### ВАШЕ ЗАДАНИЕ
Пожалуйста, выпишите без изменений часть текста о семейных преданиях, начиная со слов «Когда-то по Сибирскому» и заканчивая словами «прикладом по шее.».

### ТЕКСТ
——

Отец среди рыжеволосых, с тонкими лицами односельчан выделялся смуглостью, черными пронзительными глазами, крупными чертами лица. Как полагается каждому уважающему себя роду, из поколения в поколение бережно передавалась легенда.
Когда-то по Сибирскому тракту гнали каторжан. Они заночевали в избе моих прапрабабушки и прапрадедушки. Прапрадедушка нёс службу в царской армии – а служили тогда 25 лет. Утром каторжан подняли и погнали дальше. Среди них был один: забубенная головушка, бойкий, кудрявый, пронзительно черноглазый. Уходя в колонне, она часто оглядывался на стоящую в калитке солдатку – за что, вероятно, схлопотал удар оружейным прикладом по шее.
Через девять месяцев солдатка разрешилась черноглазой смуглянкой. Девочка была ещё мала, когда прапрадедушка, отставной служака, переступил порог родной избы. Сельчане гадали: выкатит ли он неверную жёнку ногами за порог и вдоволь на ней напляшется коваными солдатскими каблуками? Или просто выставит с младенцем за порог и запьёт горе кумышкой?
Напрасно топтались любопытные: дверь избы так и не распахнулась. По преданию, прапрадедушка произнёс слова, столь с почтительно передаваемые из поколения в поколение. «25 лет я без жены жил – всякое бывало. 25 лет жена меня ждала – камень бы не выдержал, а она живой человек». И ещё: «Я бы и камень на дороге подобрал, не выбросил. Неужели живого человека выброшу?» Отсюда будто бы замешалась в нашем роду смуглость, чёрные волосы и тёмные глаза. Самое интересное, что внука назвали Пётр – в переводе «камень».
Тридцатые годы прошлого века. Не было в те годы массовиков-затейников. А веселиться деревенский народ умел самозабвенно, от души. Мазали лицо сажей – вот тебе леший. Выворачивали наизнанку шубу – медведь. Наверчивали на шею тряпье – петух.
Светит ясный месяц, идут по деревне девки, поют песни. А навстречу – сани. Без лошади, без седока. Катятся сами по себе ровно, тихо – жуть! Девки визжат, разбегаются и того не замечают: за невидимые в темноте веревки, прячась за сугробы, сани тащат бравые ребята.
Мамина тетя из-за собственной свадьбы три дня не выходила на колхозные работы. Наказали всю семью – конфисковали конную молотилку, зерно, раскатали по бревнышку двухэтажный амбар. Не оставили даже лукошка с яйцами и бабушкиной шубы.
Если бы не односельчане, семья умерла бы с голоду. Мамина сестренка Анюта нянчилась с соседским дитем, ее за это сажали за хозяйский стол. Когда она возвращалась, маленькая мама пристально, светящимися от худобы глазами всматривалась в ее лицо:
– Ты сегодня кушала? Да?
Сестренка, стыдясь, шептала: «Да».
– Мы собрали большой бидон ягод, – рассказывала мама, – понесли в Глазов и обменяли у рабочего на буханку хлеба. Несем домой, жарко, руки красные от сока, даже хлеб пропах ягодами.
Не зря бытовала пословица: «Земляника – деликатес для богачей и пища для бедняков». Мне, маленькой, такой обмен казался чудовищным. Противный дядька-рабочий, говорила я. Поползай-ка, собирая землянику, под палящим солнцем, под тучами комаров и променяй ее на какую-то буханку?! Не понимаю. И мой сын, которому я в детстве рассказывала про бабушкин обмен, этого не понимал. Дай Бог, чтоб и дальше дети считали: хлеб – это нечто само собой разумеющееся. Вечное как воздух, вода, солнце.
Война. Мама заканчивает педучилище. Когда проходит мимо городской пекарни, каждый раз замедляет шаг, опирается о низкий заборчик и стоит так некоторое время. Не затем, чтобы насладиться запахом горячего хлеба, а чтобы унять головокружение и не упасть в обморок.

——

### ПРЕДОСТАВЛЕННЫЙ МАТЕРИАЛ
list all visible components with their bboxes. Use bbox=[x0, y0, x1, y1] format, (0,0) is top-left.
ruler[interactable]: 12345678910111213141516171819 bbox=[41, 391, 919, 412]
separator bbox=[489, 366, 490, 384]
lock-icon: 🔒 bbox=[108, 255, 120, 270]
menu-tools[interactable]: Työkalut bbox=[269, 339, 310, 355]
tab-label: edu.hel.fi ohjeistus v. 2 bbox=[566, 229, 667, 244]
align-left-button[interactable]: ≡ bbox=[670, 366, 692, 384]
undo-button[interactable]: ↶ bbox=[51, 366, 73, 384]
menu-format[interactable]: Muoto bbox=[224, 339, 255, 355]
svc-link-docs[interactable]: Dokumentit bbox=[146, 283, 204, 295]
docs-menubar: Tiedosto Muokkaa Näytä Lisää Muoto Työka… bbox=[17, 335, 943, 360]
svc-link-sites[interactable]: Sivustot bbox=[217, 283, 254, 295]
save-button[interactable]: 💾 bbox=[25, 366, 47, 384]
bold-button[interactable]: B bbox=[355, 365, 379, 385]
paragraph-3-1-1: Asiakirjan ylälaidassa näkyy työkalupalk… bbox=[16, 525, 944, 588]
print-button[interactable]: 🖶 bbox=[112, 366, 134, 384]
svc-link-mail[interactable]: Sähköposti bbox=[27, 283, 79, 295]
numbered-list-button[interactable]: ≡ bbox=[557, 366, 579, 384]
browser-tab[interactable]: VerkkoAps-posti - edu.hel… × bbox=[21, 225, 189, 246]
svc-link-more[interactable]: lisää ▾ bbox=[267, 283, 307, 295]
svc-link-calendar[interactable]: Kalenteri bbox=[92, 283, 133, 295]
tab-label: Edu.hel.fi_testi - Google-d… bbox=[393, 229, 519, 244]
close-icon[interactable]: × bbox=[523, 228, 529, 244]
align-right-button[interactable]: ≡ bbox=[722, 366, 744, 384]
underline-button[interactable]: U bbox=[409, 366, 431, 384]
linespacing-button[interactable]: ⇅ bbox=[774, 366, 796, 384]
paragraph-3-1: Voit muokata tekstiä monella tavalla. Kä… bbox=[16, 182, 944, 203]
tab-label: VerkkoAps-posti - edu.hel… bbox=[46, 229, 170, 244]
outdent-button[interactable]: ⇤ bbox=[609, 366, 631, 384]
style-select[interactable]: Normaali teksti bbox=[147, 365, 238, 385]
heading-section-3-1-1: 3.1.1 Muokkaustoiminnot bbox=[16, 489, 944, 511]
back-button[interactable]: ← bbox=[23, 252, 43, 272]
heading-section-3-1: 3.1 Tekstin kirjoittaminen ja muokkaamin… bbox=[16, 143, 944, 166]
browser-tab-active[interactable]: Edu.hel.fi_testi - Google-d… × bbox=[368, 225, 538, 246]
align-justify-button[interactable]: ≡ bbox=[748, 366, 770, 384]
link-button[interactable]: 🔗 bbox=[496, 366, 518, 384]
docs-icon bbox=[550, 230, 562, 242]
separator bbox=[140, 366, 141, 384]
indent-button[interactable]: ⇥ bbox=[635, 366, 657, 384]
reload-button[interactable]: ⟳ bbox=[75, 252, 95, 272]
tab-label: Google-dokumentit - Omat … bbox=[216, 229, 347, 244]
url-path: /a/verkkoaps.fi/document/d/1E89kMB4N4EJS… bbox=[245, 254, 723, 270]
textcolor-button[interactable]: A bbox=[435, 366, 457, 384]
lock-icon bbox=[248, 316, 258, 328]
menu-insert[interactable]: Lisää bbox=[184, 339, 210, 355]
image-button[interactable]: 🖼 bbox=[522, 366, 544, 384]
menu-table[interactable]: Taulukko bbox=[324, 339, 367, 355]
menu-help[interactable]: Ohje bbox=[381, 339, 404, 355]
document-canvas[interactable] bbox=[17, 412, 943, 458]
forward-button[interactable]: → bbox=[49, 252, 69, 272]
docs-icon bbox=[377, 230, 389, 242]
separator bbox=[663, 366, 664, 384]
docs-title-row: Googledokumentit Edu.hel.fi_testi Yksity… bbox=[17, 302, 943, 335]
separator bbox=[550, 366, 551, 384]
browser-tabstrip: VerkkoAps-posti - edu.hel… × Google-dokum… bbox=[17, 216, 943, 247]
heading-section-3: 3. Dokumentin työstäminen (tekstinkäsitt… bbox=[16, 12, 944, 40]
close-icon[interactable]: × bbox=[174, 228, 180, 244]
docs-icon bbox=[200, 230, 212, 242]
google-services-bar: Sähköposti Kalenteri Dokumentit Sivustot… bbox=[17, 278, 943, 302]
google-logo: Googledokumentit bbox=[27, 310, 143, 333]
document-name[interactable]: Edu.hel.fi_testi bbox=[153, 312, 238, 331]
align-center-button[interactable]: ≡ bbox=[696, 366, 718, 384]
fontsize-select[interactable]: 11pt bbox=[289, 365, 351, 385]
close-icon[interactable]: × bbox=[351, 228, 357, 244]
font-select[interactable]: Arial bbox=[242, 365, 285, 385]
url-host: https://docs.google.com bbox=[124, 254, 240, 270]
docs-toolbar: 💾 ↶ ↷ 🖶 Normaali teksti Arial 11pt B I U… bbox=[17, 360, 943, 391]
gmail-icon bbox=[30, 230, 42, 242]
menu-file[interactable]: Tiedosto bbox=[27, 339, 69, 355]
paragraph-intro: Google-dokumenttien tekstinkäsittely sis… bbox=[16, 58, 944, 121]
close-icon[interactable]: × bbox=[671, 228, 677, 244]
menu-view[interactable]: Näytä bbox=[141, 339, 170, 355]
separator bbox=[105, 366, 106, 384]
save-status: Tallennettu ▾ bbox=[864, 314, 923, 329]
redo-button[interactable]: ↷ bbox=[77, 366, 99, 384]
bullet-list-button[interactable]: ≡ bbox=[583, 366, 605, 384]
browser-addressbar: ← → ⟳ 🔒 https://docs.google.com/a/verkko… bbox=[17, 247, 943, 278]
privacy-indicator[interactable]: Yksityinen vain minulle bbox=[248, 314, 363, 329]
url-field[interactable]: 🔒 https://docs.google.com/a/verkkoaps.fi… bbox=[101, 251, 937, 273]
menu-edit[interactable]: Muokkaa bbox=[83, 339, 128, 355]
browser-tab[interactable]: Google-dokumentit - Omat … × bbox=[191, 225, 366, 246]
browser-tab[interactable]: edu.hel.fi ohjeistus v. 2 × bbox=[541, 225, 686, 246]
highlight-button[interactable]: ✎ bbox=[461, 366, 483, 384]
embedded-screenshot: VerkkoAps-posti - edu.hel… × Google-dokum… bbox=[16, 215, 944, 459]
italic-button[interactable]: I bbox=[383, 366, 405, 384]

——

### МЕСТО ДЛЯ ОТВЕТА
Когда-то по Сибирскому тракту гнали каторжан. Они заночевали в избе моих прапрабабушки и прапрадедушки. Прапрадедушка нёс службу в царской армии – а служили тогда 25 лет. Утром каторжан подняли и погнали дальше. Среди них был один: забубенная головушка, бойкий, кудрявый, пронзительно черноглазый. Уходя в колонне, она часто оглядывался на стоящую в калитке солдатку – за что, вероятно, схлопотал удар оружейным прикладом по шее.